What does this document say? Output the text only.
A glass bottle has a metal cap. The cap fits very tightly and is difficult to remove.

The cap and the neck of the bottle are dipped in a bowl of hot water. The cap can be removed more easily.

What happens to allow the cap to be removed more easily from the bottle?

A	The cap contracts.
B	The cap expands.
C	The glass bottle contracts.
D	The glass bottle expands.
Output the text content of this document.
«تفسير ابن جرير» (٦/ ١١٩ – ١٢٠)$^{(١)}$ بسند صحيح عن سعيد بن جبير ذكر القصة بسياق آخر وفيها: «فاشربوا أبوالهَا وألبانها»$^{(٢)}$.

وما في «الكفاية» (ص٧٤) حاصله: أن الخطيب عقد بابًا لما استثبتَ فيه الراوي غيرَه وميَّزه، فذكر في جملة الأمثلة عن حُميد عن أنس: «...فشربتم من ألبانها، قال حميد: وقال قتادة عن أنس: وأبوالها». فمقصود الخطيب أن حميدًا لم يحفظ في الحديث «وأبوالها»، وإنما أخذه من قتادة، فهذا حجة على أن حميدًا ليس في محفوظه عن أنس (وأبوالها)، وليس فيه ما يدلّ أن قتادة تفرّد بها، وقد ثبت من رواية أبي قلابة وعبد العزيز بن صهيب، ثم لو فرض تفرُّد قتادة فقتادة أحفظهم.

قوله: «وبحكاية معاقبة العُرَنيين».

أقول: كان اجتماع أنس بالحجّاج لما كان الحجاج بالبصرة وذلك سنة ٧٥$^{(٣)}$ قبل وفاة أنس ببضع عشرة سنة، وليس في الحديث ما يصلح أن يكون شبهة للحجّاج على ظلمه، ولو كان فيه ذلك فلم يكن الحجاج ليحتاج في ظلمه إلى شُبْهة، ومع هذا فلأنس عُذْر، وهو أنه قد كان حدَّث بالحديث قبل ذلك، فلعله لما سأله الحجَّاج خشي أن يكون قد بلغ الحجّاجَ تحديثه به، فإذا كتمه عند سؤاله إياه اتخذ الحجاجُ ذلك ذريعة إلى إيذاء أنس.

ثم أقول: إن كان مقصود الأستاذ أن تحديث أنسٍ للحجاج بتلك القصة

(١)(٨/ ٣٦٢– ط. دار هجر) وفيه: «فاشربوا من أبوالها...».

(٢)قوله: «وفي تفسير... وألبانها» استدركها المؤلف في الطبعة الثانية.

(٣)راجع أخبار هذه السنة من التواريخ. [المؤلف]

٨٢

▶ Directions for this task
Exactly as they are written, print the entries again.

▶ Final answer
What does this document say? Output the text only.
A glass bottle has a metal cap. The cap fits very tightly and is difficult to remove.

The cap and the neck of the bottle are dipped in a bowl of hot water. The cap can be removed more easily.

What happens to allow the cap to be removed more easily from the bottle?

A	The cap contracts.
B	The cap expands.
C	The glass bottle contracts.
D	The glass bottle expands.
Output the text content of this document.
«تفسير ابن جرير» (٦/ ١١٩ – ١٢٠)$^{(١)}$ بسند صحيح عن سعيد بن جبير ذكر القصة بسياق آخر وفيها: «فاشربوا أبوالهَا وألبانها»$^{(٢)}$.

وما في «الكفاية» (ص٧٤) حاصله: أن الخطيب عقد بابًا لما استثبتَ فيه الراوي غيرَه وميَّزه، فذكر في جملة الأمثلة عن حُميد عن أنس: «...فشربتم من ألبانها، قال حميد: وقال قتادة عن أنس: وأبوالها». فمقصود الخطيب أن حميدًا لم يحفظ في الحديث «وأبوالها»، وإنما أخذه من قتادة، فهذا حجة على أن حميدًا ليس في محفوظه عن أنس (وأبوالها)، وليس فيه ما يدلّ أن قتادة تفرّد بها، وقد ثبت من رواية أبي قلابة وعبد العزيز بن صهيب، ثم لو فرض تفرُّد قتادة فقتادة أحفظهم.

قوله: «وبحكاية معاقبة العُرَنيين».

أقول: كان اجتماع أنس بالحجّاج لما كان الحجاج بالبصرة وذلك سنة ٧٥$^{(٣)}$ قبل وفاة أنس ببضع عشرة سنة، وليس في الحديث ما يصلح أن يكون شبهة للحجّاج على ظلمه، ولو كان فيه ذلك فلم يكن الحجاج ليحتاج في ظلمه إلى شُبْهة، ومع هذا فلأنس عُذْر، وهو أنه قد كان حدَّث بالحديث قبل ذلك، فلعله لما سأله الحجَّاج خشي أن يكون قد بلغ الحجّاجَ تحديثه به، فإذا كتمه عند سؤاله إياه اتخذ الحجاجُ ذلك ذريعة إلى إيذاء أنس.

ثم أقول: إن كان مقصود الأستاذ أن تحديث أنسٍ للحجاج بتلك القصة

(١)(٨/ ٣٦٢– ط. دار هجر) وفيه: «فاشربوا من أبوالها...».

(٢)قوله: «وفي تفسير... وألبانها» استدركها المؤلف في الطبعة الثانية.

(٣)راجع أخبار هذه السنة من التواريخ. [المؤلف]

٨٢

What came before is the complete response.